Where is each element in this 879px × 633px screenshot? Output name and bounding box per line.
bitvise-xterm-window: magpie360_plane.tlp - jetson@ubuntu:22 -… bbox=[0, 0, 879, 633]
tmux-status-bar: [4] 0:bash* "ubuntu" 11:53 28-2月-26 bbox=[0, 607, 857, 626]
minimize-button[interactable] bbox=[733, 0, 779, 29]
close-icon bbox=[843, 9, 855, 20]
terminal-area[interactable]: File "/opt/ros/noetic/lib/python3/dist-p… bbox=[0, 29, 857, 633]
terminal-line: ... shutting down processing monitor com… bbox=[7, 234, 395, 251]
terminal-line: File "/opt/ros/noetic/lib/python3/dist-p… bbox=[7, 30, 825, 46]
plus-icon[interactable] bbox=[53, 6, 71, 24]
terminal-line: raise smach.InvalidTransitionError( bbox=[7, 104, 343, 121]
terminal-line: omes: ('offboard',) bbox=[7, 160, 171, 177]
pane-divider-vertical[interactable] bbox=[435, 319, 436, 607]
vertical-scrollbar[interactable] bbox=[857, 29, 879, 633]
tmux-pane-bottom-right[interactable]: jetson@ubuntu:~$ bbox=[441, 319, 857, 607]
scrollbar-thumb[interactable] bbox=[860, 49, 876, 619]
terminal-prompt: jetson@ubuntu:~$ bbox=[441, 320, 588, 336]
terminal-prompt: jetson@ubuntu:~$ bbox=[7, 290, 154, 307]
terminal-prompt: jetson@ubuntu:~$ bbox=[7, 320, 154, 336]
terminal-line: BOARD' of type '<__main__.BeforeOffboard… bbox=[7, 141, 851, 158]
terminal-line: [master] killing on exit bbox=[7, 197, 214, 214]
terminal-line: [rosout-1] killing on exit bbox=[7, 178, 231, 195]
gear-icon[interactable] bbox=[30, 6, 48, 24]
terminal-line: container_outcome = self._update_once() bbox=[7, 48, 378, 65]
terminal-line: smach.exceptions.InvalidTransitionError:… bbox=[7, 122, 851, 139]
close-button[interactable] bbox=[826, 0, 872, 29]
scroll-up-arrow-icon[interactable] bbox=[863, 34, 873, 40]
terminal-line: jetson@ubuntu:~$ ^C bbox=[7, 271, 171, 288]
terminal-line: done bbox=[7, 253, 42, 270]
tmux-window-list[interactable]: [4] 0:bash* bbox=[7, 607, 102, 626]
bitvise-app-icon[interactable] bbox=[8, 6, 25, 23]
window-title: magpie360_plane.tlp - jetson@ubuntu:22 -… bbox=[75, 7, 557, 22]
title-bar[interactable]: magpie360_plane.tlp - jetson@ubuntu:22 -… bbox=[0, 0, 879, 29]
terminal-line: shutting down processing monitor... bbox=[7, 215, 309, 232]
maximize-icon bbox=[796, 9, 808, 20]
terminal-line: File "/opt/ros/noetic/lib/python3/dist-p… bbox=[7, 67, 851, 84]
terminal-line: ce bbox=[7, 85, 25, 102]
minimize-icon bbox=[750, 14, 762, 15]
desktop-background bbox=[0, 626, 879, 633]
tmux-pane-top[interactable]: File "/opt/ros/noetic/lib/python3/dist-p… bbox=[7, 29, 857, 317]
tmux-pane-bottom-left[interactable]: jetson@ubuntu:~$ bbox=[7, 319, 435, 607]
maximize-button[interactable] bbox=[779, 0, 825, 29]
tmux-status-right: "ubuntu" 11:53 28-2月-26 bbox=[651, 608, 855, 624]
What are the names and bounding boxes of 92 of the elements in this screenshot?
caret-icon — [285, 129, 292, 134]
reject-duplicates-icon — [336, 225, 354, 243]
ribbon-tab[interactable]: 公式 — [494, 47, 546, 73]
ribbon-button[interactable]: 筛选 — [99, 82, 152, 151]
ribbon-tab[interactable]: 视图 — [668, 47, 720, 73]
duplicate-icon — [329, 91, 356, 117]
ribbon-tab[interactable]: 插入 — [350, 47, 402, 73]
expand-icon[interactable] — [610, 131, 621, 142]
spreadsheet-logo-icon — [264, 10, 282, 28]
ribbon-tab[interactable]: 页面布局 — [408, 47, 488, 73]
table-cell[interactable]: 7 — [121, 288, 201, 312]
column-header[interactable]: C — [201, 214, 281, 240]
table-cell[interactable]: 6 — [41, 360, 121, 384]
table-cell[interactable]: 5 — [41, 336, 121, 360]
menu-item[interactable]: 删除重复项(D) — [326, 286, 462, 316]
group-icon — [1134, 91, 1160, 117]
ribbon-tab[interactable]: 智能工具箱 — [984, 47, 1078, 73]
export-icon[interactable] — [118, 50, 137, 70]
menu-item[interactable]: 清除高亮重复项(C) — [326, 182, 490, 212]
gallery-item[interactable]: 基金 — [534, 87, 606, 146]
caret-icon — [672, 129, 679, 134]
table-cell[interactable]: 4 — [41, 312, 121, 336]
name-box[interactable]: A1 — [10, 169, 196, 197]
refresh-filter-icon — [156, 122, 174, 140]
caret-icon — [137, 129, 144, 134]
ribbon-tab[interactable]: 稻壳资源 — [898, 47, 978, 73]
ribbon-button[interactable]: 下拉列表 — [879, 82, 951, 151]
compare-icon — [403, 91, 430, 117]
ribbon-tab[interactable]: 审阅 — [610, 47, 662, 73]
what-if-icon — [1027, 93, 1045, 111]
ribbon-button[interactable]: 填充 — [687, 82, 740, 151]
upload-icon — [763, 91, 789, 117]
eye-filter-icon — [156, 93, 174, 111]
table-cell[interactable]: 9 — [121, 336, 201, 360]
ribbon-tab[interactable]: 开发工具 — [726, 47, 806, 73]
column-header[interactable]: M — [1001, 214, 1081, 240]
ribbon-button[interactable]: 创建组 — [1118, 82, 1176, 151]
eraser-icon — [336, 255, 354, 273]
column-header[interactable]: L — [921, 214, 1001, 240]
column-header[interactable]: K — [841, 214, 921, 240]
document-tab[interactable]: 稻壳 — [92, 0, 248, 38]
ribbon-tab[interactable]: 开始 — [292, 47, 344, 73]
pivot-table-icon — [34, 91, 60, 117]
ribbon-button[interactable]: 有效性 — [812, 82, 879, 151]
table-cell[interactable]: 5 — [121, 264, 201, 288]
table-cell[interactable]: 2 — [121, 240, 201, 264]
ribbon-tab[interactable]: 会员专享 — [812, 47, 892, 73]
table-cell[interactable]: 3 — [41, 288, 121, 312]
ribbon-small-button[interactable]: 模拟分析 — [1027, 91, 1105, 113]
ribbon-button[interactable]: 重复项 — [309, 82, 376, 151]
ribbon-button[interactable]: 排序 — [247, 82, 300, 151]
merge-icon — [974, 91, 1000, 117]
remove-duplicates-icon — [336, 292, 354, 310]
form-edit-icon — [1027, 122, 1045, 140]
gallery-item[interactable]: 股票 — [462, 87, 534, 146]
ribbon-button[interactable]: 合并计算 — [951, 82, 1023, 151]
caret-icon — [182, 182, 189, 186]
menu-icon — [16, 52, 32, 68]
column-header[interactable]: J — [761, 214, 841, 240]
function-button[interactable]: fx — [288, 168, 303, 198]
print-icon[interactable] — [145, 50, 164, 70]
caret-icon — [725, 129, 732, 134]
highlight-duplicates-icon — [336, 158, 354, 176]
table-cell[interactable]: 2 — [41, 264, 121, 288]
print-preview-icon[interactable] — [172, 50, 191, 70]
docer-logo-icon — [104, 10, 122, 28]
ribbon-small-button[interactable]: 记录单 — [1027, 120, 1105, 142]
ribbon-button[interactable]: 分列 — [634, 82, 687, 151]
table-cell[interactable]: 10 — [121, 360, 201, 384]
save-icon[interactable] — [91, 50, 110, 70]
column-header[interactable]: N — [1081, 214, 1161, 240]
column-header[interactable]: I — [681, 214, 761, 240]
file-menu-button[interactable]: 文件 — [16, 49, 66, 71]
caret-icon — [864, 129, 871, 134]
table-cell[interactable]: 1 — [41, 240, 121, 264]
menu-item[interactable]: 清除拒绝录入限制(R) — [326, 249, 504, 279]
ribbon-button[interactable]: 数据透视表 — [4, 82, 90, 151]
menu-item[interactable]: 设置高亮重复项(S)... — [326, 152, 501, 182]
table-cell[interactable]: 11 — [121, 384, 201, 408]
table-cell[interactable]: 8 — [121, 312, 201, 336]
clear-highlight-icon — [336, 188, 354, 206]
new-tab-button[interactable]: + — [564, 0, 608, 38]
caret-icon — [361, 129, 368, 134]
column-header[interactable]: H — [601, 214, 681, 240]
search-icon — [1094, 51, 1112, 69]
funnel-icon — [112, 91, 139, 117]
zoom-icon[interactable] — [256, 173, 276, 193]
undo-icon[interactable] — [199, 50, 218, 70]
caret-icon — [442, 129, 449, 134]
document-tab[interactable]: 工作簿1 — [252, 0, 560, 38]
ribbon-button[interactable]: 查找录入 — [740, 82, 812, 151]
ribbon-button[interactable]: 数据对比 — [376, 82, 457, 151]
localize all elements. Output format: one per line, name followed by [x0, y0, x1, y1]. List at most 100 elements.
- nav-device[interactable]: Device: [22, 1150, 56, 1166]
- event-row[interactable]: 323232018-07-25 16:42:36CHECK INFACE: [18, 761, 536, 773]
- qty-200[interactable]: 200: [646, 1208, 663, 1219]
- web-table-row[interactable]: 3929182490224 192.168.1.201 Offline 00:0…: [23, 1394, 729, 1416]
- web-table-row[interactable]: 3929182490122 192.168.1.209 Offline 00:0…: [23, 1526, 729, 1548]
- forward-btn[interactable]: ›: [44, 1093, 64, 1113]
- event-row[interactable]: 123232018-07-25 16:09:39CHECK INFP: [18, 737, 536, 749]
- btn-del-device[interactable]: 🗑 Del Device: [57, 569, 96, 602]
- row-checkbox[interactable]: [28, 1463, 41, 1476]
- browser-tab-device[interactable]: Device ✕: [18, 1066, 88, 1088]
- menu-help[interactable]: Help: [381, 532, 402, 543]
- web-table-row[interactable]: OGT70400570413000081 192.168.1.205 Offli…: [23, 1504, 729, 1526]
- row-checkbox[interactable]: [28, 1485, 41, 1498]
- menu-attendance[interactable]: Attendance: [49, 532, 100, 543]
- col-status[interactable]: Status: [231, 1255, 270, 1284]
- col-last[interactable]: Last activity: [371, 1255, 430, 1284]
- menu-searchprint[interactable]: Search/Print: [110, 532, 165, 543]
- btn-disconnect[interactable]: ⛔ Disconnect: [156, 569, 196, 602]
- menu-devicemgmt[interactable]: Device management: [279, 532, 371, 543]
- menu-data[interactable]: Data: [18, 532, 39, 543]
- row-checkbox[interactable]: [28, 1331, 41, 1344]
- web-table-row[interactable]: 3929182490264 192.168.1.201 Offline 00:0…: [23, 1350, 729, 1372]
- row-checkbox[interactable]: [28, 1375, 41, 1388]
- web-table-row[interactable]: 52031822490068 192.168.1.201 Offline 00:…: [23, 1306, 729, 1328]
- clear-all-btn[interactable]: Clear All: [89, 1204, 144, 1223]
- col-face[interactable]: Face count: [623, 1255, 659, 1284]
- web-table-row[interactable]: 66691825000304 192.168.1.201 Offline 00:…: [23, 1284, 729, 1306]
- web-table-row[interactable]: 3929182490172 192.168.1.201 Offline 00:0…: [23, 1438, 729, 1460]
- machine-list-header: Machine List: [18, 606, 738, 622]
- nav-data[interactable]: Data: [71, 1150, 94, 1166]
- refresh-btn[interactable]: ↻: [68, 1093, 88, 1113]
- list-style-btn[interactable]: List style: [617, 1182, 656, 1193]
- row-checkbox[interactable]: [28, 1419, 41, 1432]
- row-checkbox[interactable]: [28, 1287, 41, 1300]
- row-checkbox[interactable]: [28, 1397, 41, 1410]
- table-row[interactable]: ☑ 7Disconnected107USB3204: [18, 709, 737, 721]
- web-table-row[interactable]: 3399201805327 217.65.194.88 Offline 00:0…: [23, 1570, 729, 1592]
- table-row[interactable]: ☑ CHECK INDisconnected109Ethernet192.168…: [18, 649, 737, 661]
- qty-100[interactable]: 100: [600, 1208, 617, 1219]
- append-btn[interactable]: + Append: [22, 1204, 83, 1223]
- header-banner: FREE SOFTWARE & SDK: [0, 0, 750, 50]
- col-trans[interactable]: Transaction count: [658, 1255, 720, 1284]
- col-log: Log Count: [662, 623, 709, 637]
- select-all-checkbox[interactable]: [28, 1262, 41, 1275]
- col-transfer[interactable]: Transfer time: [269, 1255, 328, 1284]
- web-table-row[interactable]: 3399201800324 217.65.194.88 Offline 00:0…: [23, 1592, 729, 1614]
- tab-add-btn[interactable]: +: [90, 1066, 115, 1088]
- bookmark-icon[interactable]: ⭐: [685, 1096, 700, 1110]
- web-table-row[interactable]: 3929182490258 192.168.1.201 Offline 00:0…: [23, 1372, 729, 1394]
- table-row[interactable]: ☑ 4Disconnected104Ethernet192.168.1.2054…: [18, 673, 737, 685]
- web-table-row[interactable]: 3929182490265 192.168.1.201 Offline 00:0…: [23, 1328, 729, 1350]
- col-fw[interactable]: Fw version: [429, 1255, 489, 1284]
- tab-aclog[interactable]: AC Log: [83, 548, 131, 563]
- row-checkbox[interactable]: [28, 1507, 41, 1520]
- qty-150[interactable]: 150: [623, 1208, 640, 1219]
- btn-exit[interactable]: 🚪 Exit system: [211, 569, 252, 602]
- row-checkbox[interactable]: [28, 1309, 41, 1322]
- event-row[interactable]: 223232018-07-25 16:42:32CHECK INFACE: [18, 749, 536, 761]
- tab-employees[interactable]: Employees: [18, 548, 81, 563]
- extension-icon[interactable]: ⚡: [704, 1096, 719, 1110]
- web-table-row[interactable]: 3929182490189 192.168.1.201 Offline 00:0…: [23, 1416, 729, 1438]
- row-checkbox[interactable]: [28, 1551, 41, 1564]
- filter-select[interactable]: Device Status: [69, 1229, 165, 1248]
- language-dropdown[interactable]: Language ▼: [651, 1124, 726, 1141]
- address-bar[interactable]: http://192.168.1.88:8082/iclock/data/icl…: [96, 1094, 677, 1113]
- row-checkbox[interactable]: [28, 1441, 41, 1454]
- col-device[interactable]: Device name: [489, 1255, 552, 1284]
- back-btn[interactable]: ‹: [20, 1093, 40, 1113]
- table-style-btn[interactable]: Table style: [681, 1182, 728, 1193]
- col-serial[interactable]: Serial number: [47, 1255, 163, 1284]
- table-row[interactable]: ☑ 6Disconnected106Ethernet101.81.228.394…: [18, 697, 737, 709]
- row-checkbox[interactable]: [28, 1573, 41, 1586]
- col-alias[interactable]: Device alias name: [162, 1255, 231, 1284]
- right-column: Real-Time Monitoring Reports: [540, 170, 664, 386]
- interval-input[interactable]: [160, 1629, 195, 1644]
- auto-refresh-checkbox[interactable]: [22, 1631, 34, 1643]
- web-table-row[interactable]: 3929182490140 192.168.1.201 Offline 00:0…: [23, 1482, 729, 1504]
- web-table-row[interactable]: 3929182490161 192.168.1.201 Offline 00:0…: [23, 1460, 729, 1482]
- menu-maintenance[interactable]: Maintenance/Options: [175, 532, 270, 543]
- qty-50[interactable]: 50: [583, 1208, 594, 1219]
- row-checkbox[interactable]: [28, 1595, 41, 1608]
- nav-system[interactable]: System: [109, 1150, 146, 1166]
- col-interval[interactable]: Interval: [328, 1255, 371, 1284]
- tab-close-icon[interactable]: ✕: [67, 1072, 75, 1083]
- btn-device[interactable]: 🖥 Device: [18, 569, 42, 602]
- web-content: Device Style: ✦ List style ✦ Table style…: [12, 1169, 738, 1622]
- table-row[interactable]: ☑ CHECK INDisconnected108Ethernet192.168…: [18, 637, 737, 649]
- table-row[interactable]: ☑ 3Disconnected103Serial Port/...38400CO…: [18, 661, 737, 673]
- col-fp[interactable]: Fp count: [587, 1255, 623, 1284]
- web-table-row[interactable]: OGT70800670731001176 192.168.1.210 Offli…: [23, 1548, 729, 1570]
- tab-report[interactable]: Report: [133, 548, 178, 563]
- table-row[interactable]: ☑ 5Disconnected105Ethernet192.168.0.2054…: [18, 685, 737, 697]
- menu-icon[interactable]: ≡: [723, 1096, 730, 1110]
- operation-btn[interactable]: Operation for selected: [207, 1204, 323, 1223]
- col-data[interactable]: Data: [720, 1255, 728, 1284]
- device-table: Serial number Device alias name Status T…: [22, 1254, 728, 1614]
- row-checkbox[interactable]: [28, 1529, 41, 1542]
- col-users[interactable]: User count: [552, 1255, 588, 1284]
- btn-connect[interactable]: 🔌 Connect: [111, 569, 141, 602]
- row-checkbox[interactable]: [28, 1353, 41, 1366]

Written task: Repeat the data word for word, from its first line through the line containing "67, 851, 84]", with both of those lines included.

Written answer:
Where is each element in this 879px × 633px screenshot? Output name and bounding box per line.
bitvise-xterm-window: magpie360_plane.tlp - jetson@ubuntu:22 -… bbox=[0, 0, 879, 633]
tmux-status-bar: [4] 0:bash* "ubuntu" 11:53 28-2月-26 bbox=[0, 607, 857, 626]
minimize-button[interactable] bbox=[733, 0, 779, 29]
close-icon bbox=[843, 9, 855, 20]
terminal-area[interactable]: File "/opt/ros/noetic/lib/python3/dist-p… bbox=[0, 29, 857, 633]
terminal-line: ... shutting down processing monitor com… bbox=[7, 234, 395, 251]
terminal-line: File "/opt/ros/noetic/lib/python3/dist-p… bbox=[7, 30, 825, 46]
plus-icon[interactable] bbox=[53, 6, 71, 24]
terminal-line: raise smach.InvalidTransitionError( bbox=[7, 104, 343, 121]
terminal-line: omes: ('offboard',) bbox=[7, 160, 171, 177]
pane-divider-vertical[interactable] bbox=[435, 319, 436, 607]
vertical-scrollbar[interactable] bbox=[857, 29, 879, 633]
tmux-pane-bottom-right[interactable]: jetson@ubuntu:~$ bbox=[441, 319, 857, 607]
scrollbar-thumb[interactable] bbox=[860, 49, 876, 619]
terminal-prompt: jetson@ubuntu:~$ bbox=[441, 320, 588, 336]
terminal-prompt: jetson@ubuntu:~$ bbox=[7, 290, 154, 307]
terminal-prompt: jetson@ubuntu:~$ bbox=[7, 320, 154, 336]
terminal-line: BOARD' of type '<__main__.BeforeOffboard… bbox=[7, 141, 851, 158]
terminal-line: [master] killing on exit bbox=[7, 197, 214, 214]
terminal-line: [rosout-1] killing on exit bbox=[7, 178, 231, 195]
gear-icon[interactable] bbox=[30, 6, 48, 24]
terminal-line: container_outcome = self._update_once() bbox=[7, 48, 378, 65]
terminal-line: smach.exceptions.InvalidTransitionError:… bbox=[7, 122, 851, 139]
close-button[interactable] bbox=[826, 0, 872, 29]
scroll-up-arrow-icon[interactable] bbox=[863, 34, 873, 40]
terminal-line: jetson@ubuntu:~$ ^C bbox=[7, 271, 171, 288]
terminal-line: done bbox=[7, 253, 42, 270]
tmux-window-list[interactable]: [4] 0:bash* bbox=[7, 607, 102, 626]
bitvise-app-icon[interactable] bbox=[8, 6, 25, 23]
window-title: magpie360_plane.tlp - jetson@ubuntu:22 -… bbox=[75, 7, 557, 22]
title-bar[interactable]: magpie360_plane.tlp - jetson@ubuntu:22 -… bbox=[0, 0, 879, 29]
terminal-line: shutting down processing monitor... bbox=[7, 215, 309, 232]
maximize-icon bbox=[796, 9, 808, 20]
terminal-line: File "/opt/ros/noetic/lib/python3/dist-p… bbox=[7, 67, 851, 84]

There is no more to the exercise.